TASK INSTRUCTIONS:
From the entries that follow, extract each line holding the string "государственного".

DATA SHOWN:
┌──

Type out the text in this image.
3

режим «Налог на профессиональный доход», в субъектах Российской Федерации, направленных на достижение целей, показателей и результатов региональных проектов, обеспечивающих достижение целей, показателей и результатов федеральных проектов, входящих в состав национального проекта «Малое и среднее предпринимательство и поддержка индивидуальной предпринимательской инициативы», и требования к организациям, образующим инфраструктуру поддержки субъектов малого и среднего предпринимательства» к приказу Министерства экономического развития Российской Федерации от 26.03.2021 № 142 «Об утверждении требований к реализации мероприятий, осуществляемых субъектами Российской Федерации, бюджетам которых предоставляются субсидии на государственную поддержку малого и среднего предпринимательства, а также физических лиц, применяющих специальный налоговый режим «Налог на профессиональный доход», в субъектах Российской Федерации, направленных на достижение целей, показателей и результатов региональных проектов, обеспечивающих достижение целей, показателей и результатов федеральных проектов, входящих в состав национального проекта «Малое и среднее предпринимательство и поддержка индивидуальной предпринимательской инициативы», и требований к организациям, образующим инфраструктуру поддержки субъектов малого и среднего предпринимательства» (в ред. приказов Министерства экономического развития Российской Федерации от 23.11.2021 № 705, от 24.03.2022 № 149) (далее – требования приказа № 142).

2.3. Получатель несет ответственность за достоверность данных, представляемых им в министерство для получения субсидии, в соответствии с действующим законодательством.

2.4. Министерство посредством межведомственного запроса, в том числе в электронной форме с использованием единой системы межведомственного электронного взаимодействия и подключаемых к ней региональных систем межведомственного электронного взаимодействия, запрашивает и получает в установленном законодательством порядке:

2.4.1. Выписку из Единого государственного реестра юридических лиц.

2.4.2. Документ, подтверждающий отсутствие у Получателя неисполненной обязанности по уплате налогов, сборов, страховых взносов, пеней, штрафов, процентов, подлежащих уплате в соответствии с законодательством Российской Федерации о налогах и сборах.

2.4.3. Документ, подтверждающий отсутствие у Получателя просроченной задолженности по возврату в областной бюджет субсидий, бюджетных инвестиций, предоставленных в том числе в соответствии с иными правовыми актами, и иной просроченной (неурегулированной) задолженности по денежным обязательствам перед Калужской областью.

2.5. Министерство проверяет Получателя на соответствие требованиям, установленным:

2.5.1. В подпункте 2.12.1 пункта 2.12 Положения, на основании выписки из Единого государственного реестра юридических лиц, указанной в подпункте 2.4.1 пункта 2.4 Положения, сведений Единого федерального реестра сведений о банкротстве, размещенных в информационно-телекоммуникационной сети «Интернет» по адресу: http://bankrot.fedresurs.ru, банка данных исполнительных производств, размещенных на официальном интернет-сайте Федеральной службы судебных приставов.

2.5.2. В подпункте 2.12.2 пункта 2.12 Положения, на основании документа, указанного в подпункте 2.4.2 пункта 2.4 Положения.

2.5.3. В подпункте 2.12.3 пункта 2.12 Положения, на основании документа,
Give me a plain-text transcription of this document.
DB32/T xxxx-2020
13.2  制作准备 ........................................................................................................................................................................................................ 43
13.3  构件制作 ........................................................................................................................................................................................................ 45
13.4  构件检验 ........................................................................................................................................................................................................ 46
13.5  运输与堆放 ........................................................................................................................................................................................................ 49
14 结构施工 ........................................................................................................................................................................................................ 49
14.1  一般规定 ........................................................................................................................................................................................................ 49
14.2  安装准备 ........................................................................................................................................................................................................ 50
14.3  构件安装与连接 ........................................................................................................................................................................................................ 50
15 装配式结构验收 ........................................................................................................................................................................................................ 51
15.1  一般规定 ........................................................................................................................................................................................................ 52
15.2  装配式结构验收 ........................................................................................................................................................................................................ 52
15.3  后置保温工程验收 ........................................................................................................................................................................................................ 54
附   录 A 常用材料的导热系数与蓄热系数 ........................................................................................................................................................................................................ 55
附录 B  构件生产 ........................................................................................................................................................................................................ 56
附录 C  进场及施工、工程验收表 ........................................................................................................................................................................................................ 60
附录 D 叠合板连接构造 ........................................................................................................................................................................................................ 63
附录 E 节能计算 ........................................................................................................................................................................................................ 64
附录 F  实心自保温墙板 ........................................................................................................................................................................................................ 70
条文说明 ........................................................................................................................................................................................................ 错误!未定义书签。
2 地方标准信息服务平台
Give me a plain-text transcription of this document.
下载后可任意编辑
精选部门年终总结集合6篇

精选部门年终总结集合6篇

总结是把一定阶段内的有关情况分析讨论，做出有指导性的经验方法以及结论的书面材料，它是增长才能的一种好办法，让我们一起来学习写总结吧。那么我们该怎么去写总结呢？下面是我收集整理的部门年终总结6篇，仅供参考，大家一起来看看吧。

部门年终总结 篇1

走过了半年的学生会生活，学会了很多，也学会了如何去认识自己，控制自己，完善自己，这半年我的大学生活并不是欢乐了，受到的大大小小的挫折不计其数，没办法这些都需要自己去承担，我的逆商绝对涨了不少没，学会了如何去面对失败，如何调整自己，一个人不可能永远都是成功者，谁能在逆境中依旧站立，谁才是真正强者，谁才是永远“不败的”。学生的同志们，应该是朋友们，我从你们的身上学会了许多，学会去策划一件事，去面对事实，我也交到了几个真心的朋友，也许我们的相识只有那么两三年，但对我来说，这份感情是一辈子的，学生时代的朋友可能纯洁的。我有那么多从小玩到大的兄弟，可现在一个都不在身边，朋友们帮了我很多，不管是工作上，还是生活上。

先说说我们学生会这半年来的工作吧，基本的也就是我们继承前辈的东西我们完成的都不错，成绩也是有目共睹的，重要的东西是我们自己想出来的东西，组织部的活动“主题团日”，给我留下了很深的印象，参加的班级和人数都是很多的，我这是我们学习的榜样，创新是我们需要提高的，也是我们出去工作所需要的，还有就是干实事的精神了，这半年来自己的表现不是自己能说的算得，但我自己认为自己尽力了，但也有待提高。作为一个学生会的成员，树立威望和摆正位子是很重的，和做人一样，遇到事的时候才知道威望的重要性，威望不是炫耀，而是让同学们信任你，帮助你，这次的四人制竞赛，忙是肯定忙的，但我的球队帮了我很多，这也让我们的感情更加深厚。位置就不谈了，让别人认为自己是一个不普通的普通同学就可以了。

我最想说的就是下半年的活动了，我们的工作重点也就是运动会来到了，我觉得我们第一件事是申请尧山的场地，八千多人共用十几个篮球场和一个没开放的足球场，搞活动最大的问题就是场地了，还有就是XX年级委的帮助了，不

└──

ANSWER:
2.4.1. Выписку из Единого государственного реестра юридических лиц.
2.5.1. В подпункте 2.12.1 пункта 2.12 Положения, на основании выписки из Единого государственного реестра юридических лиц, указанной в подпункте 2.4.1 пункта 2.4 Положения, сведений Единого федерального реестра сведений о банкротстве, размещенных в информационно-телекоммуникационной сети «Интернет» по адресу: http://bankrot.fedresurs.ru, банка данных исполнительных производств, размещенных на официальном интернет-сайте Федеральной службы судебных приставов.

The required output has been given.